* _Tasks and exercises_
1. Retype the part of the essay on learning to fail that starts at "Which meant I" and ends at "they could get.".
2. In the essay on learning to fail, which level of Red Cross swimming lessons did the writer fail many times?

* _Provided passage_

For a lot of my life, I was fortunate enough to be one of those kids who got praised for ability. I sailed through academics from kindergarten to high school, and it never occurred to me that I wouldn’t get into any university I applied to. Even through undergrad, I never struggled to maintain a straight-A GPA.
Which meant I never learned the most important lesson of all: how to fail productively.
That’s not to say I never failed; I did — a lot — just at things that weren’t keystones of my self-image. I was unathletic and terrible at sports. I failed the third level of Red Cross swimming lessons plenty of times before my parents took pity on me and let me take a break. When I did make school sports teams, it was only because I went to a private religious school where they needed every willing and able body they could get.
And though I got excluded from a few parties, I never cared enough about them to make it sting. (In fact, I remember being more relieved than upset that a classmate invited everyone but me to a bar mitzvah party — my parents and friends were more hurt on my behalf.) Sometimes, I tripped over the line between humour and cruelty and hurt my friends’ feelings, but never badly enough to dissolve our relationships or, I hope, to injure them significantly. Nobody asked me out in high school, but I didn’t really want to be asked out, so it didn’t bother me. Sure, I wrote an angsty poem or two at thirteen, but who doesn’t?

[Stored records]
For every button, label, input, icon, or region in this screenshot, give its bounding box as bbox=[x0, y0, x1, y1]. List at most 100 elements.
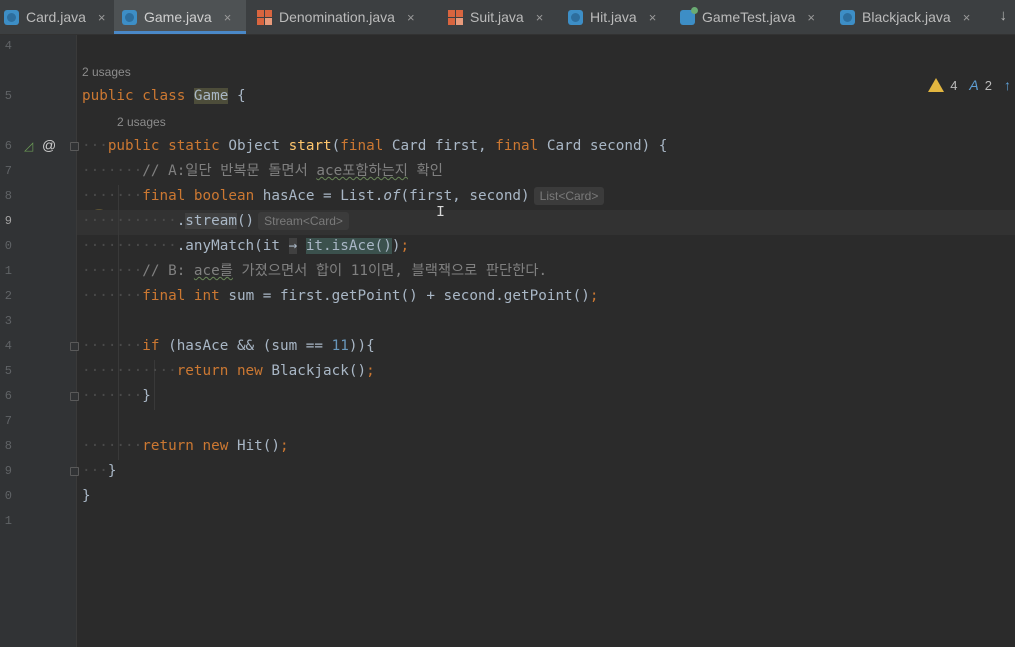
close-icon[interactable]: × bbox=[98, 10, 106, 25]
tab-suit-java[interactable]: Suit.java × bbox=[448, 0, 556, 34]
code-line-current: ···········.stream() Stream<Card> bbox=[82, 209, 349, 234]
code-line: } bbox=[82, 484, 91, 509]
editor-gutter: 4 5 6 7 8 9 0 1 2 3 4 5 6 7 8 9 0 1 ◿ @ bbox=[0, 35, 79, 647]
code-text: .anyMatch(it bbox=[176, 238, 289, 254]
tab-card-java[interactable]: Card.java × bbox=[4, 0, 112, 34]
code-text: } bbox=[142, 388, 151, 404]
java-test-class-icon bbox=[680, 6, 698, 25]
line-number: 1 bbox=[4, 264, 12, 278]
close-icon[interactable]: × bbox=[407, 10, 415, 25]
usages-hint[interactable]: 2 usages bbox=[82, 65, 131, 79]
usages-hint[interactable]: 2 usages bbox=[117, 115, 166, 129]
code-text: hasAce = List. bbox=[254, 188, 384, 204]
keyword: final bbox=[142, 288, 186, 304]
type-hint: Stream<Card> bbox=[258, 212, 349, 230]
code-text: sum = first.getPoint() + second.getPoint… bbox=[219, 288, 590, 304]
typo-count: 2 bbox=[984, 77, 992, 93]
code-text: Object bbox=[219, 138, 289, 154]
semicolon: ; bbox=[280, 438, 289, 454]
tab-label: Game.java bbox=[144, 9, 212, 25]
typo-icon: A bbox=[969, 77, 979, 93]
semicolon: ; bbox=[366, 363, 375, 379]
keyword: public bbox=[82, 88, 134, 104]
code-text: ( bbox=[331, 138, 341, 154]
keyword: final bbox=[142, 188, 186, 204]
method-call: stream bbox=[185, 213, 237, 229]
line-number: 5 bbox=[4, 364, 12, 378]
line-number-current: 9 bbox=[4, 214, 12, 228]
tab-denomination-java[interactable]: Denomination.java × bbox=[257, 0, 437, 34]
comment: // B: bbox=[142, 263, 194, 279]
keyword: int bbox=[185, 288, 220, 304]
close-icon[interactable]: × bbox=[649, 10, 657, 25]
close-icon[interactable]: × bbox=[536, 10, 544, 25]
code-editor[interactable]: 2 usages public class Game { 2 usages ··… bbox=[77, 35, 1015, 647]
keyword: static bbox=[168, 138, 220, 154]
comment: 확인 bbox=[407, 163, 443, 179]
method-name: start bbox=[288, 138, 332, 154]
keyword: return bbox=[142, 438, 194, 454]
implements-method-icon[interactable]: ◿ bbox=[24, 139, 33, 153]
code-line: ·······if (hasAce && (sum == 11)){ bbox=[82, 338, 375, 354]
keyword: final bbox=[340, 138, 384, 154]
comment-typo: ace포함하는지 bbox=[316, 163, 408, 179]
java-class-icon bbox=[840, 9, 855, 25]
tab-label: Hit.java bbox=[590, 9, 637, 25]
code-text: () bbox=[236, 213, 255, 229]
code-line: ·······// B: ace를 가졌으면서 합이 11이면, 블랙잭으로 판… bbox=[82, 263, 548, 279]
enum-icon bbox=[257, 9, 272, 25]
line-number: 9 bbox=[4, 464, 12, 478]
keyword: boolean bbox=[185, 188, 255, 204]
java-class-icon bbox=[122, 9, 137, 25]
close-icon[interactable]: × bbox=[224, 10, 232, 25]
inspection-widget[interactable]: 4 A 2 ↑ bbox=[928, 77, 1011, 93]
tab-blackjack-java[interactable]: Blackjack.java × bbox=[840, 0, 990, 34]
semicolon: ; bbox=[400, 238, 410, 254]
code-text: Card first, bbox=[383, 138, 496, 154]
semicolon: ; bbox=[589, 288, 599, 304]
tab-game-java[interactable]: Game.java × bbox=[114, 0, 246, 34]
line-number: 6 bbox=[4, 139, 12, 153]
java-class-icon bbox=[568, 9, 583, 25]
keyword: class bbox=[142, 88, 186, 104]
tabs-dropdown-icon[interactable]: ↓ bbox=[1000, 7, 1008, 24]
code-line: ···········return new Blackjack(); bbox=[82, 363, 375, 379]
close-icon[interactable]: × bbox=[963, 10, 971, 25]
close-icon[interactable]: × bbox=[807, 10, 815, 25]
keyword: return bbox=[176, 363, 229, 379]
code-text: Card second) { bbox=[538, 138, 668, 154]
keyword: final bbox=[495, 138, 539, 154]
line-number: 6 bbox=[4, 389, 12, 403]
code-text: (hasAce && (sum == bbox=[159, 338, 332, 354]
code-text: ) bbox=[391, 238, 401, 254]
comment: // A:일단 반복문 돌면서 bbox=[142, 163, 317, 179]
warning-count: 4 bbox=[950, 77, 958, 93]
line-number: 3 bbox=[4, 314, 12, 328]
tab-label: Card.java bbox=[26, 9, 86, 25]
code-text: )){ bbox=[348, 338, 375, 354]
java-class-icon bbox=[4, 9, 19, 25]
number-literal: 11 bbox=[331, 338, 349, 354]
line-number: 1 bbox=[4, 514, 12, 528]
code-text: (first, second) bbox=[400, 188, 530, 204]
previous-highlight-arrow-icon[interactable]: ↑ bbox=[1004, 77, 1011, 93]
tab-label: Blackjack.java bbox=[862, 9, 951, 25]
code-line: ·······} bbox=[82, 388, 151, 404]
keyword: if bbox=[142, 338, 160, 354]
keyword: new bbox=[228, 363, 263, 379]
code-text: } bbox=[107, 463, 117, 479]
tab-label: Suit.java bbox=[470, 9, 524, 25]
tab-hit-java[interactable]: Hit.java × bbox=[568, 0, 668, 34]
annotation-icon[interactable]: @ bbox=[42, 137, 56, 153]
tab-gametest-java[interactable]: GameTest.java × bbox=[680, 0, 828, 34]
code-line: ·······final int sum = first.getPoint() … bbox=[82, 288, 599, 304]
code-text: { bbox=[228, 88, 246, 104]
tab-label: Denomination.java bbox=[279, 9, 395, 25]
keyword: new bbox=[193, 438, 229, 454]
line-number: 8 bbox=[4, 189, 12, 203]
code-line: ···} bbox=[82, 463, 117, 479]
code-line: ···public static Object start(final Card… bbox=[82, 138, 668, 154]
code-line: ···········.anyMatch(it → it.isAce()); bbox=[82, 238, 410, 254]
code-line: ·······// A:일단 반복문 돌면서 ace포함하는지 확인 bbox=[82, 163, 443, 179]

* _Results of the exercise_
1.
Which meant I never learned the most important lesson of all: how to fail productively.
That’s not to say I never failed; I did — a lot — just at things that weren’t keystones of my self-image. I was unathletic and terrible at sports. I failed the third level of Red Cross swimming lessons plenty of times before my parents took pity on me and let me take a break. When I did make school sports teams, it was only because I went to a private religious school where they needed every willing and able body they could get.

2. The third level.